> _What is being asked_: Count how many lines of the material below have the word "manager" and give only the number.

> _Data records_:
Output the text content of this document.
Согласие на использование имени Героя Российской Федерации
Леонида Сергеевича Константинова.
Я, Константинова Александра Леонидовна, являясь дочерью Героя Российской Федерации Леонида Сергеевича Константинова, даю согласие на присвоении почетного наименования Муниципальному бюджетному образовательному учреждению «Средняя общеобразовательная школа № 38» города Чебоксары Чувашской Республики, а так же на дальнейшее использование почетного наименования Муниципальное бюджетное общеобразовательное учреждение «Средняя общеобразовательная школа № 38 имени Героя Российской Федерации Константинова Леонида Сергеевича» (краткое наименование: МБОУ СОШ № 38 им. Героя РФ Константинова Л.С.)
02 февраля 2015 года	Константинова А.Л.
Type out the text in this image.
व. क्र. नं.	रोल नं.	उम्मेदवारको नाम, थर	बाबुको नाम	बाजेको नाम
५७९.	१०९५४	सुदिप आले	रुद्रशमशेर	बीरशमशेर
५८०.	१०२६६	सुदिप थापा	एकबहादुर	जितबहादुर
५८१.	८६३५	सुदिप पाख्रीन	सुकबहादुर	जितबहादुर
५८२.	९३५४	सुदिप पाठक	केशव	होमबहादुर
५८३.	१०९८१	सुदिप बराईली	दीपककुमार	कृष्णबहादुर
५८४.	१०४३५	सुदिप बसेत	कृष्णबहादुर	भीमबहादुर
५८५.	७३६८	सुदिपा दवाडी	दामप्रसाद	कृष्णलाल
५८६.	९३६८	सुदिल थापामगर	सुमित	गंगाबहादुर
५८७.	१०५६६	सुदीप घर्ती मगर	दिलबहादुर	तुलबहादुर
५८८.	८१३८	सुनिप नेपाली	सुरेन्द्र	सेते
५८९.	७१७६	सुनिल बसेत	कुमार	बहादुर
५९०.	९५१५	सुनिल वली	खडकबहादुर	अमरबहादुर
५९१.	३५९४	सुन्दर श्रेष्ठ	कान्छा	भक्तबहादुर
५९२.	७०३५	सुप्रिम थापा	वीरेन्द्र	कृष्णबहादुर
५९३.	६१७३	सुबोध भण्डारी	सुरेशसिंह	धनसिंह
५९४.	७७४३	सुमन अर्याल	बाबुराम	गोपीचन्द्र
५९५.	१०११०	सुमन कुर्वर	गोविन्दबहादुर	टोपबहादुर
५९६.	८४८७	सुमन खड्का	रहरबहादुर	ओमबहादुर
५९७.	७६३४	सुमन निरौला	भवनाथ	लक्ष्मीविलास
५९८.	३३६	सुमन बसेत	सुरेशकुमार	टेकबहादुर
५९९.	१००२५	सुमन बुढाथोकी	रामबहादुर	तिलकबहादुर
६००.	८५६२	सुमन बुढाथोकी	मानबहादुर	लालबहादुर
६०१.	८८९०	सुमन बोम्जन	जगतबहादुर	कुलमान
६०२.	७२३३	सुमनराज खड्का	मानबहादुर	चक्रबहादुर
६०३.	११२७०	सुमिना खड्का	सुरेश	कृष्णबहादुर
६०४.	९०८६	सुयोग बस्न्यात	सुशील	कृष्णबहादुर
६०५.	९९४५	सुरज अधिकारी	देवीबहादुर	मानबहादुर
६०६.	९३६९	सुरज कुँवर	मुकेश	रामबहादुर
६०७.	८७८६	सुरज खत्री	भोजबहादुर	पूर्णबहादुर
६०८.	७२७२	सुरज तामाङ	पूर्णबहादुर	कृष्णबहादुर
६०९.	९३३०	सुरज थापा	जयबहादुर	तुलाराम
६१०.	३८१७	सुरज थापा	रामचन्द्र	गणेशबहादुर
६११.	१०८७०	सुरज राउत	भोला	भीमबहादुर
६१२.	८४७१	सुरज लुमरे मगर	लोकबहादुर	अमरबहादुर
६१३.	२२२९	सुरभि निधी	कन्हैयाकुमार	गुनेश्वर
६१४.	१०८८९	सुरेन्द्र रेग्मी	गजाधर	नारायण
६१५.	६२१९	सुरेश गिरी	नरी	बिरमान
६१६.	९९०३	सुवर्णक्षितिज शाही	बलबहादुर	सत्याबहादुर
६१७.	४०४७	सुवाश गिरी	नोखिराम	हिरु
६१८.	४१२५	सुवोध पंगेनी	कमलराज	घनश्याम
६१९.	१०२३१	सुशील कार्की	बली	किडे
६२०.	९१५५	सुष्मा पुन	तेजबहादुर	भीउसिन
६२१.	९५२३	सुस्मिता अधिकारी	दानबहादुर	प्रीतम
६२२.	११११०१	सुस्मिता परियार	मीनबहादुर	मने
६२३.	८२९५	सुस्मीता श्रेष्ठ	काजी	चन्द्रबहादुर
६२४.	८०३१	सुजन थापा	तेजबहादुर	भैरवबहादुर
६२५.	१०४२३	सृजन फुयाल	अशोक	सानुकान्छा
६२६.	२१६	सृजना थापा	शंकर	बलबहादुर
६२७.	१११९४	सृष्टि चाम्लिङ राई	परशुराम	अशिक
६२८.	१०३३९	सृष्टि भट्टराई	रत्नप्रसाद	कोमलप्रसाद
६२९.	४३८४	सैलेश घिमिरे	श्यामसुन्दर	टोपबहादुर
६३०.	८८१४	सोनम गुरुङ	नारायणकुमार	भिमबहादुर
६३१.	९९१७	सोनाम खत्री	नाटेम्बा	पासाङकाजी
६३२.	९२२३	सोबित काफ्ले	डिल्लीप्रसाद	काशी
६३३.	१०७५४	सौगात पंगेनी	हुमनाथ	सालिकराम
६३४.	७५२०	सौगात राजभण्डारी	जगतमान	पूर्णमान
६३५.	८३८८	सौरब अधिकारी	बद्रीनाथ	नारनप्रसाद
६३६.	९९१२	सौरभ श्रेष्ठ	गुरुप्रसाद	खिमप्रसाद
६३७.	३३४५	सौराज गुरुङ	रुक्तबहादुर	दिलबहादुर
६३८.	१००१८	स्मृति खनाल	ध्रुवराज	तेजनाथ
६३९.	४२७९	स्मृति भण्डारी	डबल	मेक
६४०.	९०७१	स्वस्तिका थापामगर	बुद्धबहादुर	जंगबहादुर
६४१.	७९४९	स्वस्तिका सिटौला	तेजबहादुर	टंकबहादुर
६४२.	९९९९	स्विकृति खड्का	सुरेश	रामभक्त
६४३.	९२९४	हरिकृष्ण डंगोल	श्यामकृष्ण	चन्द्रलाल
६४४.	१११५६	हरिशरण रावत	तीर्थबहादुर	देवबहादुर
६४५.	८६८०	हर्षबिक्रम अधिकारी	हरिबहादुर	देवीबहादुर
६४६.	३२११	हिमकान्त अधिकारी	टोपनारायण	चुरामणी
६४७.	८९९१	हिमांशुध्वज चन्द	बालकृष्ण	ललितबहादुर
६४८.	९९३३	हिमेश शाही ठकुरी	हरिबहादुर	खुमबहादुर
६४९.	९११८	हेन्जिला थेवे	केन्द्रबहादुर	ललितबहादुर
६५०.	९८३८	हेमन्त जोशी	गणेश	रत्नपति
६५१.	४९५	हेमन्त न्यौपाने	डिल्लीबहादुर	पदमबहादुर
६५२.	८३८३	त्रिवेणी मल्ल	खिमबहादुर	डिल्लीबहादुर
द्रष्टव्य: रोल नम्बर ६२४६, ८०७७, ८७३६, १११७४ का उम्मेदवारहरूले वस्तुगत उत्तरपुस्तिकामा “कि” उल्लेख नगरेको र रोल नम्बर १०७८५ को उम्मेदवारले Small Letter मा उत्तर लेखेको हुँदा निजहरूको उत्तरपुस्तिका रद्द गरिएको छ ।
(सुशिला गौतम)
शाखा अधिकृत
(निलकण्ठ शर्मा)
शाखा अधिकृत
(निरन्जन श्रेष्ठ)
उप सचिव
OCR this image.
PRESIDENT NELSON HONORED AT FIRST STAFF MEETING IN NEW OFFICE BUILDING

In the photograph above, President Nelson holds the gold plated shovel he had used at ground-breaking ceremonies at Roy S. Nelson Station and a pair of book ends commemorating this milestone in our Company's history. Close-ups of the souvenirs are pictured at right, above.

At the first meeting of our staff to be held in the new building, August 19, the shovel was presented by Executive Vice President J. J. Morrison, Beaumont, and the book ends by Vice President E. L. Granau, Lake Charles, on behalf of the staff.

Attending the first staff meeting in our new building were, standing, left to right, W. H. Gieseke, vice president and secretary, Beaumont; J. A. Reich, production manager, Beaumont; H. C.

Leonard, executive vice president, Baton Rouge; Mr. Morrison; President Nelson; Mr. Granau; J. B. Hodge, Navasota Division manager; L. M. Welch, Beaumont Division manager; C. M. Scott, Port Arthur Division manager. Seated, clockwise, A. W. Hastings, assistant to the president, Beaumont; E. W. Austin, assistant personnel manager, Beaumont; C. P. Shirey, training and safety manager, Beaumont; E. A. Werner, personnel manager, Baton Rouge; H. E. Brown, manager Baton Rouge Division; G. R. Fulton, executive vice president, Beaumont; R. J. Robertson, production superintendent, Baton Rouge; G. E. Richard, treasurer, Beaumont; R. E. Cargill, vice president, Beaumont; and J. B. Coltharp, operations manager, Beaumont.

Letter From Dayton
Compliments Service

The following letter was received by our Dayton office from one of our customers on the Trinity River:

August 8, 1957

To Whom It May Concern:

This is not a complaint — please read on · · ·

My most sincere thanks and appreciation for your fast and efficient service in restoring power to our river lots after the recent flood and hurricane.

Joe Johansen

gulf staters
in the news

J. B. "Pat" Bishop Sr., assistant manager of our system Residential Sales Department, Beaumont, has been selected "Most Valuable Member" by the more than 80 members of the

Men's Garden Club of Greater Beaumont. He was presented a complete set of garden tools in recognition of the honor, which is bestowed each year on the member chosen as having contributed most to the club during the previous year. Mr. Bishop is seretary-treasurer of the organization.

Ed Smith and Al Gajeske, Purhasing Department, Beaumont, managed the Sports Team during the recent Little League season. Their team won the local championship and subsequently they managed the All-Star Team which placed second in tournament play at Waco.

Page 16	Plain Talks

> _Solved problem_: 3